%%

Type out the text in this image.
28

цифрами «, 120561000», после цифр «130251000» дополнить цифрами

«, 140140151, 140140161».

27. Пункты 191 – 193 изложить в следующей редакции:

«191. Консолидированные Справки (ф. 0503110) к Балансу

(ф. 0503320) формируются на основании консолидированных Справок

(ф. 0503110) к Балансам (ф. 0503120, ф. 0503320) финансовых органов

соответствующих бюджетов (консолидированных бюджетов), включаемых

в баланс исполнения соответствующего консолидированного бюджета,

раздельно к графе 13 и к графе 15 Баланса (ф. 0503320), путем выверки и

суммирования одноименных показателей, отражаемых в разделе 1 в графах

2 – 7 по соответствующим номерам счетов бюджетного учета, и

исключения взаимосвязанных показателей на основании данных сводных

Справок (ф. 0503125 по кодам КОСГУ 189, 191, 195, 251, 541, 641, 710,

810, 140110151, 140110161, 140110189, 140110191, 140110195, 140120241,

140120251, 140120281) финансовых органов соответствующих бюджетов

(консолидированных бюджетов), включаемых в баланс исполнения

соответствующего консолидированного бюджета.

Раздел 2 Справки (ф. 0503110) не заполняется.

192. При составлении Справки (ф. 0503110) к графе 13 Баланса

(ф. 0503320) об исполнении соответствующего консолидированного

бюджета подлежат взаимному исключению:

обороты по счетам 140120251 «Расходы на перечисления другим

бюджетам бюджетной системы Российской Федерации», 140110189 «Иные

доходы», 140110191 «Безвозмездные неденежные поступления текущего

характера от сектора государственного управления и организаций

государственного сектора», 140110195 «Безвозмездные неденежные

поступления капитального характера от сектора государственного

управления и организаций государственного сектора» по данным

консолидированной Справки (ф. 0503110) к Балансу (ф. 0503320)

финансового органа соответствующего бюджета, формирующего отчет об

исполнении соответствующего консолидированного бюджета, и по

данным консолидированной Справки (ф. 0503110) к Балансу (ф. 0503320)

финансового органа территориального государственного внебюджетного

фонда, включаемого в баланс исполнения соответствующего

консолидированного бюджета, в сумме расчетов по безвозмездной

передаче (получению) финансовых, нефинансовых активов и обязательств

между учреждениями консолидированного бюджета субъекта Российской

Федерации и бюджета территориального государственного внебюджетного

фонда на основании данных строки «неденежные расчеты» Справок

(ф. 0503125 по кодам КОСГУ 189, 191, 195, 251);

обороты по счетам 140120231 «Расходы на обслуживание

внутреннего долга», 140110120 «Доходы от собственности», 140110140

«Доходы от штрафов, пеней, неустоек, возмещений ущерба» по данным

%%

YOUR INSTRUCTIONS - Make an exact copy of all the data.

ANSWER BELOW -
Type out the text in this image.
28

цифрами «, 120561000», после цифр «130251000» дополнить цифрами

«, 140140151, 140140161».

27. Пункты 191 – 193 изложить в следующей редакции:

«191. Консолидированные Справки (ф. 0503110) к Балансу

(ф. 0503320) формируются на основании консолидированных Справок

(ф. 0503110) к Балансам (ф. 0503120, ф. 0503320) финансовых органов

соответствующих бюджетов (консолидированных бюджетов), включаемых

в баланс исполнения соответствующего консолидированного бюджета,

раздельно к графе 13 и к графе 15 Баланса (ф. 0503320), путем выверки и

суммирования одноименных показателей, отражаемых в разделе 1 в графах

2 – 7 по соответствующим номерам счетов бюджетного учета, и

исключения взаимосвязанных показателей на основании данных сводных

Справок (ф. 0503125 по кодам КОСГУ 189, 191, 195, 251, 541, 641, 710,

810, 140110151, 140110161, 140110189, 140110191, 140110195, 140120241,

140120251, 140120281) финансовых органов соответствующих бюджетов

(консолидированных бюджетов), включаемых в баланс исполнения

соответствующего консолидированного бюджета.

Раздел 2 Справки (ф. 0503110) не заполняется.

192. При составлении Справки (ф. 0503110) к графе 13 Баланса

(ф. 0503320) об исполнении соответствующего консолидированного

бюджета подлежат взаимному исключению:

обороты по счетам 140120251 «Расходы на перечисления другим

бюджетам бюджетной системы Российской Федерации», 140110189 «Иные

доходы», 140110191 «Безвозмездные неденежные поступления текущего

характера от сектора государственного управления и организаций

государственного сектора», 140110195 «Безвозмездные неденежные

поступления капитального характера от сектора государственного

управления и организаций государственного сектора» по данным

консолидированной Справки (ф. 0503110) к Балансу (ф. 0503320)

финансового органа соответствующего бюджета, формирующего отчет об

исполнении соответствующего консолидированного бюджета, и по

данным консолидированной Справки (ф. 0503110) к Балансу (ф. 0503320)

финансового органа территориального государственного внебюджетного

фонда, включаемого в баланс исполнения соответствующего

консолидированного бюджета, в сумме расчетов по безвозмездной

передаче (получению) финансовых, нефинансовых активов и обязательств

между учреждениями консолидированного бюджета субъекта Российской

Федерации и бюджета территориального государственного внебюджетного

фонда на основании данных строки «неденежные расчеты» Справок

(ф. 0503125 по кодам КОСГУ 189, 191, 195, 251);

обороты по счетам 140120231 «Расходы на обслуживание

внутреннего долга», 140110120 «Доходы от собственности», 140110140

«Доходы от штрафов, пеней, неустоек, возмещений ущерба» по данным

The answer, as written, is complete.